Records excerpted from a collection
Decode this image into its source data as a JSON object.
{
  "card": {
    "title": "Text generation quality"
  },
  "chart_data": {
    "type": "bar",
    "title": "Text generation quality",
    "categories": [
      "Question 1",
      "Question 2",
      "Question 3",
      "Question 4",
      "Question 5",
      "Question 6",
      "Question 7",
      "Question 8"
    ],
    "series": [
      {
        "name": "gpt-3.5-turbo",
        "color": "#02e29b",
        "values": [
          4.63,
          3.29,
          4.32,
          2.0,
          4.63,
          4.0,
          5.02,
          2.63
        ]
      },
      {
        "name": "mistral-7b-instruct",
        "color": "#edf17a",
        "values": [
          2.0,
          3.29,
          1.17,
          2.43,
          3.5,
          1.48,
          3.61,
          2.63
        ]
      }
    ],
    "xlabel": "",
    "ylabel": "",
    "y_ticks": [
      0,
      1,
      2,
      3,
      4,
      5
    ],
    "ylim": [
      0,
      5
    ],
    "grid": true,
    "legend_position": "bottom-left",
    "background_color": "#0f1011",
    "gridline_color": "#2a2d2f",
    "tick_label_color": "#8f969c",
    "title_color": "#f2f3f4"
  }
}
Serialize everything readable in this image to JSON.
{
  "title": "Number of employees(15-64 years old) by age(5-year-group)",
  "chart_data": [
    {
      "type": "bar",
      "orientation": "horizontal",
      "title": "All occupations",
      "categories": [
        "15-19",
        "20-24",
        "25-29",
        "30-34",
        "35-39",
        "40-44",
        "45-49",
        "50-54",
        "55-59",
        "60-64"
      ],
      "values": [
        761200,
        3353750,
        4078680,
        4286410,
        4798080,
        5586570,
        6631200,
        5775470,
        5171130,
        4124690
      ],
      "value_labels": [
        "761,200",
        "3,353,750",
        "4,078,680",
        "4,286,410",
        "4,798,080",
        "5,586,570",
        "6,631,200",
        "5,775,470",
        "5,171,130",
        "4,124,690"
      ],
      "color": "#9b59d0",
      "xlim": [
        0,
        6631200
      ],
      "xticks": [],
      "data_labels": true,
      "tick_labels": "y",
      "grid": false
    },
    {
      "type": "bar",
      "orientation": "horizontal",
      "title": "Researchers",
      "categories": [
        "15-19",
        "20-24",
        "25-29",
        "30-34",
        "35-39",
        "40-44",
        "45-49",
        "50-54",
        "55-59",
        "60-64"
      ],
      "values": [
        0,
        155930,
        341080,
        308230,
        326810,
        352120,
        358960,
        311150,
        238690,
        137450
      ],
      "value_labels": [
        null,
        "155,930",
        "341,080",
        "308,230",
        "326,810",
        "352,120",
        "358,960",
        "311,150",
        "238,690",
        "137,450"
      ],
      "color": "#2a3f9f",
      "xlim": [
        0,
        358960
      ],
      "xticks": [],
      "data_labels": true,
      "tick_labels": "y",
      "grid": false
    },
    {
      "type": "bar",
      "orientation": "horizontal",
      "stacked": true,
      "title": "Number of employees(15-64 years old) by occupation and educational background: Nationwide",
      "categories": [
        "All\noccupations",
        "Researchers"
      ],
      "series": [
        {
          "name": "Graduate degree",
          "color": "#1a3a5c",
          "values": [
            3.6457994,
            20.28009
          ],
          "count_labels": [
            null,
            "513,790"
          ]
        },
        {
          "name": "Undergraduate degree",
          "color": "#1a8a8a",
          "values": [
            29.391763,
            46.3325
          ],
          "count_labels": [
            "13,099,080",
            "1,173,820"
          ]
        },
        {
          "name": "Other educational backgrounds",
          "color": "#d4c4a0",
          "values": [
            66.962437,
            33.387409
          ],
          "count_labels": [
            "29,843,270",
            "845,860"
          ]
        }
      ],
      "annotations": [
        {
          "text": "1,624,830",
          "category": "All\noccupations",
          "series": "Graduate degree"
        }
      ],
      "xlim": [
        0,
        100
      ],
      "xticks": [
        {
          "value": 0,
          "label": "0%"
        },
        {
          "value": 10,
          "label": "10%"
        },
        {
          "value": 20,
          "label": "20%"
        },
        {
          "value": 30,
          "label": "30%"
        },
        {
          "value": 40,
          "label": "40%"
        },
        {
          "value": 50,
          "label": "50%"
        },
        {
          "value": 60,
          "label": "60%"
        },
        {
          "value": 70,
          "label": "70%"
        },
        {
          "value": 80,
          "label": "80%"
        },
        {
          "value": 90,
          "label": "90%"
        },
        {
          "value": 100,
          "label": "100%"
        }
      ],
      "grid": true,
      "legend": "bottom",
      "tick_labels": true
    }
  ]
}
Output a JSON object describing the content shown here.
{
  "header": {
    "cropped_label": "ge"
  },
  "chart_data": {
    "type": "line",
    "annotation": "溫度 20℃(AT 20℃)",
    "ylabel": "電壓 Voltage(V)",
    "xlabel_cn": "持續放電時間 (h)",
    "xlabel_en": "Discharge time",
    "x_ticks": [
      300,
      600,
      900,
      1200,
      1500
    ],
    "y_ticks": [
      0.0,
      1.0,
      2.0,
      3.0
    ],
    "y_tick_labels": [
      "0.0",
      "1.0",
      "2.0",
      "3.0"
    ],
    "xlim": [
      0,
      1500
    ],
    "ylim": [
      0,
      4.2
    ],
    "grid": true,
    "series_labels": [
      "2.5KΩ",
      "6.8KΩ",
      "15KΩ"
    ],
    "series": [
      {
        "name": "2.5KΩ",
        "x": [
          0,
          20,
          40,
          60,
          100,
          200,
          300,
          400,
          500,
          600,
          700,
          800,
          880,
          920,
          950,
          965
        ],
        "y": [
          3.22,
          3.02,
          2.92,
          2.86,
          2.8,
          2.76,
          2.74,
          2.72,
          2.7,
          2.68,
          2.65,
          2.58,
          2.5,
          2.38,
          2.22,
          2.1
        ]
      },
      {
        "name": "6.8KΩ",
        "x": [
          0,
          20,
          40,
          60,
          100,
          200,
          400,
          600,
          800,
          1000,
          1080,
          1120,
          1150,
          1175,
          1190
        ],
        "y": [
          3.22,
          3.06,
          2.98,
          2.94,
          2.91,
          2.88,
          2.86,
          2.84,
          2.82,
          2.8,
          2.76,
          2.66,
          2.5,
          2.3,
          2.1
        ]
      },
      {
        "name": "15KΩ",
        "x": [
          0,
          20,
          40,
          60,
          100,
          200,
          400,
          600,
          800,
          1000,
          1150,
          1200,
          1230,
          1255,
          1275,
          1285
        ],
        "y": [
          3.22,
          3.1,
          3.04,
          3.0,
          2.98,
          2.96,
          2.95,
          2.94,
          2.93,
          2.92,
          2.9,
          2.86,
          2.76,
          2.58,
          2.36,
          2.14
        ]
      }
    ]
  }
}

# [The task]
Faithfully transcribe the whole of the data.

# [Answer to this task]
Decode this image into its source data as a JSON object.
{
  "card": {
    "title": "Text generation quality"
  },
  "chart_data": {
    "type": "bar",
    "title": "Text generation quality",
    "categories": [
      "Question 1",
      "Question 2",
      "Question 3",
      "Question 4",
      "Question 5",
      "Question 6",
      "Question 7",
      "Question 8"
    ],
    "series": [
      {
        "name": "gpt-3.5-turbo",
        "color": "#02e29b",
        "values": [
          4.63,
          3.29,
          4.32,
          2.0,
          4.63,
          4.0,
          5.02,
          2.63
        ]
      },
      {
        "name": "mistral-7b-instruct",
        "color": "#edf17a",
        "values": [
          2.0,
          3.29,
          1.17,
          2.43,
          3.5,
          1.48,
          3.61,
          2.63
        ]
      }
    ],
    "xlabel": "",
    "ylabel": "",
    "y_ticks": [
      0,
      1,
      2,
      3,
      4,
      5
    ],
    "ylim": [
      0,
      5
    ],
    "grid": true,
    "legend_position": "bottom-left",
    "background_color": "#0f1011",
    "gridline_color": "#2a2d2f",
    "tick_label_color": "#8f969c",
    "title_color": "#f2f3f4"
  }
}
Serialize everything readable in this image to JSON.
{
  "title": "Number of employees(15-64 years old) by age(5-year-group)",
  "chart_data": [
    {
      "type": "bar",
      "orientation": "horizontal",
      "title": "All occupations",
      "categories": [
        "15-19",
        "20-24",
        "25-29",
        "30-34",
        "35-39",
        "40-44",
        "45-49",
        "50-54",
        "55-59",
        "60-64"
      ],
      "values": [
        761200,
        3353750,
        4078680,
        4286410,
        4798080,
        5586570,
        6631200,
        5775470,
        5171130,
        4124690
      ],
      "value_labels": [
        "761,200",
        "3,353,750",
        "4,078,680",
        "4,286,410",
        "4,798,080",
        "5,586,570",
        "6,631,200",
        "5,775,470",
        "5,171,130",
        "4,124,690"
      ],
      "color": "#9b59d0",
      "xlim": [
        0,
        6631200
      ],
      "xticks": [],
      "data_labels": true,
      "tick_labels": "y",
      "grid": false
    },
    {
      "type": "bar",
      "orientation": "horizontal",
      "title": "Researchers",
      "categories": [
        "15-19",
        "20-24",
        "25-29",
        "30-34",
        "35-39",
        "40-44",
        "45-49",
        "50-54",
        "55-59",
        "60-64"
      ],
      "values": [
        0,
        155930,
        341080,
        308230,
        326810,
        352120,
        358960,
        311150,
        238690,
        137450
      ],
      "value_labels": [
        null,
        "155,930",
        "341,080",
        "308,230",
        "326,810",
        "352,120",
        "358,960",
        "311,150",
        "238,690",
        "137,450"
      ],
      "color": "#2a3f9f",
      "xlim": [
        0,
        358960
      ],
      "xticks": [],
      "data_labels": true,
      "tick_labels": "y",
      "grid": false
    },
    {
      "type": "bar",
      "orientation": "horizontal",
      "stacked": true,
      "title": "Number of employees(15-64 years old) by occupation and educational background: Nationwide",
      "categories": [
        "All\noccupations",
        "Researchers"
      ],
      "series": [
        {
          "name": "Graduate degree",
          "color": "#1a3a5c",
          "values": [
            3.6457994,
            20.28009
          ],
          "count_labels": [
            null,
            "513,790"
          ]
        },
        {
          "name": "Undergraduate degree",
          "color": "#1a8a8a",
          "values": [
            29.391763,
            46.3325
          ],
          "count_labels": [
            "13,099,080",
            "1,173,820"
          ]
        },
        {
          "name": "Other educational backgrounds",
          "color": "#d4c4a0",
          "values": [
            66.962437,
            33.387409
          ],
          "count_labels": [
            "29,843,270",
            "845,860"
          ]
        }
      ],
      "annotations": [
        {
          "text": "1,624,830",
          "category": "All\noccupations",
          "series": "Graduate degree"
        }
      ],
      "xlim": [
        0,
        100
      ],
      "xticks": [
        {
          "value": 0,
          "label": "0%"
        },
        {
          "value": 10,
          "label": "10%"
        },
        {
          "value": 20,
          "label": "20%"
        },
        {
          "value": 30,
          "label": "30%"
        },
        {
          "value": 40,
          "label": "40%"
        },
        {
          "value": 50,
          "label": "50%"
        },
        {
          "value": 60,
          "label": "60%"
        },
        {
          "value": 70,
          "label": "70%"
        },
        {
          "value": 80,
          "label": "80%"
        },
        {
          "value": 90,
          "label": "90%"
        },
        {
          "value": 100,
          "label": "100%"
        }
      ],
      "grid": true,
      "legend": "bottom",
      "tick_labels": true
    }
  ]
}
Output a JSON object describing the content shown here.
{
  "header": {
    "cropped_label": "ge"
  },
  "chart_data": {
    "type": "line",
    "annotation": "溫度 20℃(AT 20℃)",
    "ylabel": "電壓 Voltage(V)",
    "xlabel_cn": "持續放電時間 (h)",
    "xlabel_en": "Discharge time",
    "x_ticks": [
      300,
      600,
      900,
      1200,
      1500
    ],
    "y_ticks": [
      0.0,
      1.0,
      2.0,
      3.0
    ],
    "y_tick_labels": [
      "0.0",
      "1.0",
      "2.0",
      "3.0"
    ],
    "xlim": [
      0,
      1500
    ],
    "ylim": [
      0,
      4.2
    ],
    "grid": true,
    "series_labels": [
      "2.5KΩ",
      "6.8KΩ",
      "15KΩ"
    ],
    "series": [
      {
        "name": "2.5KΩ",
        "x": [
          0,
          20,
          40,
          60,
          100,
          200,
          300,
          400,
          500,
          600,
          700,
          800,
          880,
          920,
          950,
          965
        ],
        "y": [
          3.22,
          3.02,
          2.92,
          2.86,
          2.8,
          2.76,
          2.74,
          2.72,
          2.7,
          2.68,
          2.65,
          2.58,
          2.5,
          2.38,
          2.22,
          2.1
        ]
      },
      {
        "name": "6.8KΩ",
        "x": [
          0,
          20,
          40,
          60,
          100,
          200,
          400,
          600,
          800,
          1000,
          1080,
          1120,
          1150,
          1175,
          1190
        ],
        "y": [
          3.22,
          3.06,
          2.98,
          2.94,
          2.91,
          2.88,
          2.86,
          2.84,
          2.82,
          2.8,
          2.76,
          2.66,
          2.5,
          2.3,
          2.1
        ]
      },
      {
        "name": "15KΩ",
        "x": [
          0,
          20,
          40,
          60,
          100,
          200,
          400,
          600,
          800,
          1000,
          1150,
          1200,
          1230,
          1255,
          1275,
          1285
        ],
        "y": [
          3.22,
          3.1,
          3.04,
          3.0,
          2.98,
          2.96,
          2.95,
          2.94,
          2.93,
          2.92,
          2.9,
          2.86,
          2.76,
          2.58,
          2.36,
          2.14
        ]
      }
    ]
  }
}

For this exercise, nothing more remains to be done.